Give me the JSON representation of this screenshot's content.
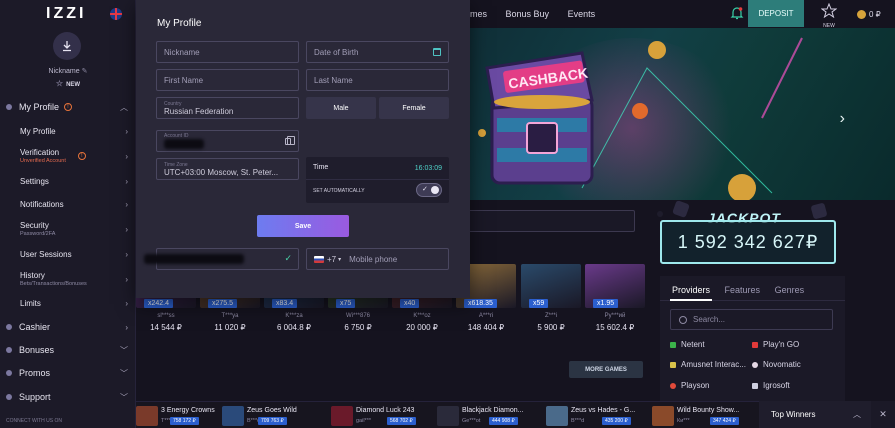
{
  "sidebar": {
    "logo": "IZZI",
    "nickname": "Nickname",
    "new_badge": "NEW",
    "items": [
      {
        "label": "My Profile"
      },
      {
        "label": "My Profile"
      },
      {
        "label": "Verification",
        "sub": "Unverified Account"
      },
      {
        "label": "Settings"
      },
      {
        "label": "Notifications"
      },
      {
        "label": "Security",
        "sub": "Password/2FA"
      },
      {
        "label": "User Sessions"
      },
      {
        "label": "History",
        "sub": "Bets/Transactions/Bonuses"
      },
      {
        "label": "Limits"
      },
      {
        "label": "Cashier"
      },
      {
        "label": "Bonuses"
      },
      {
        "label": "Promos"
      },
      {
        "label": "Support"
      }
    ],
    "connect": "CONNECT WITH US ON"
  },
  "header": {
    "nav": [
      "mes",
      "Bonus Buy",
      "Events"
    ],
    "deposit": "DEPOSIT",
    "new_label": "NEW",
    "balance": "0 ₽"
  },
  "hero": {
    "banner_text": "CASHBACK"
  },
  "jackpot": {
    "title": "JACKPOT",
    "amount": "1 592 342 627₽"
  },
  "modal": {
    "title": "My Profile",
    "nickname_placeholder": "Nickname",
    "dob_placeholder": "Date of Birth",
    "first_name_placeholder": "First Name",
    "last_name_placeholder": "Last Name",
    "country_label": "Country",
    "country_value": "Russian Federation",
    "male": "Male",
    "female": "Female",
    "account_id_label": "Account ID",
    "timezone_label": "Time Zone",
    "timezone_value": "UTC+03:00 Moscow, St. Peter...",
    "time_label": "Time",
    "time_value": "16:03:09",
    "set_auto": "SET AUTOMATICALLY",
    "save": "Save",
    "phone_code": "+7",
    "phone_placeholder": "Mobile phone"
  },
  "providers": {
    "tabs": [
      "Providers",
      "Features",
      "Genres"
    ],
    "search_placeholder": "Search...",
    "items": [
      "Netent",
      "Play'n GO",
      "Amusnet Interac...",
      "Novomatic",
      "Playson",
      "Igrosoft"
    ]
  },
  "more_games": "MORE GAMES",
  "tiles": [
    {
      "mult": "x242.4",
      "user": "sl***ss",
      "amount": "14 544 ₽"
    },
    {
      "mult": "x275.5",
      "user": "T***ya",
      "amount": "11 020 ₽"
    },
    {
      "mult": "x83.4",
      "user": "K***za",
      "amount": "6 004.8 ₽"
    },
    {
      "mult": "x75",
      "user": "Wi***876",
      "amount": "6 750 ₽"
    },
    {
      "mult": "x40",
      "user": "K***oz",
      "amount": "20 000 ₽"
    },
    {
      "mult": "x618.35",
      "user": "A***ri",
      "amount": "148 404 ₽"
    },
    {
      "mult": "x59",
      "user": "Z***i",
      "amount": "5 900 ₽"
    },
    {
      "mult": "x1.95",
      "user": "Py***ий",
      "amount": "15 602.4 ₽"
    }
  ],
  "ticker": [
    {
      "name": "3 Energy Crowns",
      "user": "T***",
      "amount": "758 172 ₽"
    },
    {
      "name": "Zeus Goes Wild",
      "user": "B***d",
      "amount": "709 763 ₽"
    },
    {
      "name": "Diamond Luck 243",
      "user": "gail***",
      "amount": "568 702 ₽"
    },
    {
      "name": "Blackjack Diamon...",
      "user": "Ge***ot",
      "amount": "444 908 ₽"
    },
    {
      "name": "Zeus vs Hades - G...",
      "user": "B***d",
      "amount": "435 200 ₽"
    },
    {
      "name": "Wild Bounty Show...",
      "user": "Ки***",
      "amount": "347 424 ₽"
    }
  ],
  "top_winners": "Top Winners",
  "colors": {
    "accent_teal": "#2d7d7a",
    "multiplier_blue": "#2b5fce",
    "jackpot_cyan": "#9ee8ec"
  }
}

◆ **JOB**:
Reproduce the full listing faithfully, but do not carry over any pictures.

◆ **FULL SOLUTION**:
Give me the JSON representation of this screenshot's content.
{
  "sidebar": {
    "logo": "IZZI",
    "nickname": "Nickname",
    "new_badge": "NEW",
    "items": [
      {
        "label": "My Profile"
      },
      {
        "label": "My Profile"
      },
      {
        "label": "Verification",
        "sub": "Unverified Account"
      },
      {
        "label": "Settings"
      },
      {
        "label": "Notifications"
      },
      {
        "label": "Security",
        "sub": "Password/2FA"
      },
      {
        "label": "User Sessions"
      },
      {
        "label": "History",
        "sub": "Bets/Transactions/Bonuses"
      },
      {
        "label": "Limits"
      },
      {
        "label": "Cashier"
      },
      {
        "label": "Bonuses"
      },
      {
        "label": "Promos"
      },
      {
        "label": "Support"
      }
    ],
    "connect": "CONNECT WITH US ON"
  },
  "header": {
    "nav": [
      "mes",
      "Bonus Buy",
      "Events"
    ],
    "deposit": "DEPOSIT",
    "new_label": "NEW",
    "balance": "0 ₽"
  },
  "hero": {
    "banner_text": "CASHBACK"
  },
  "jackpot": {
    "title": "JACKPOT",
    "amount": "1 592 342 627₽"
  },
  "modal": {
    "title": "My Profile",
    "nickname_placeholder": "Nickname",
    "dob_placeholder": "Date of Birth",
    "first_name_placeholder": "First Name",
    "last_name_placeholder": "Last Name",
    "country_label": "Country",
    "country_value": "Russian Federation",
    "male": "Male",
    "female": "Female",
    "account_id_label": "Account ID",
    "timezone_label": "Time Zone",
    "timezone_value": "UTC+03:00 Moscow, St. Peter...",
    "time_label": "Time",
    "time_value": "16:03:09",
    "set_auto": "SET AUTOMATICALLY",
    "save": "Save",
    "phone_code": "+7",
    "phone_placeholder": "Mobile phone"
  },
  "providers": {
    "tabs": [
      "Providers",
      "Features",
      "Genres"
    ],
    "search_placeholder": "Search...",
    "items": [
      "Netent",
      "Play'n GO",
      "Amusnet Interac...",
      "Novomatic",
      "Playson",
      "Igrosoft"
    ]
  },
  "more_games": "MORE GAMES",
  "tiles": [
    {
      "mult": "x242.4",
      "user": "sl***ss",
      "amount": "14 544 ₽"
    },
    {
      "mult": "x275.5",
      "user": "T***ya",
      "amount": "11 020 ₽"
    },
    {
      "mult": "x83.4",
      "user": "K***za",
      "amount": "6 004.8 ₽"
    },
    {
      "mult": "x75",
      "user": "Wi***876",
      "amount": "6 750 ₽"
    },
    {
      "mult": "x40",
      "user": "K***oz",
      "amount": "20 000 ₽"
    },
    {
      "mult": "x618.35",
      "user": "A***ri",
      "amount": "148 404 ₽"
    },
    {
      "mult": "x59",
      "user": "Z***i",
      "amount": "5 900 ₽"
    },
    {
      "mult": "x1.95",
      "user": "Py***ий",
      "amount": "15 602.4 ₽"
    }
  ],
  "ticker": [
    {
      "name": "3 Energy Crowns",
      "user": "T***",
      "amount": "758 172 ₽"
    },
    {
      "name": "Zeus Goes Wild",
      "user": "B***d",
      "amount": "709 763 ₽"
    },
    {
      "name": "Diamond Luck 243",
      "user": "gail***",
      "amount": "568 702 ₽"
    },
    {
      "name": "Blackjack Diamon...",
      "user": "Ge***ot",
      "amount": "444 908 ₽"
    },
    {
      "name": "Zeus vs Hades - G...",
      "user": "B***d",
      "amount": "435 200 ₽"
    },
    {
      "name": "Wild Bounty Show...",
      "user": "Ки***",
      "amount": "347 424 ₽"
    }
  ],
  "top_winners": "Top Winners",
  "colors": {
    "accent_teal": "#2d7d7a",
    "multiplier_blue": "#2b5fce",
    "jackpot_cyan": "#9ee8ec"
  }
}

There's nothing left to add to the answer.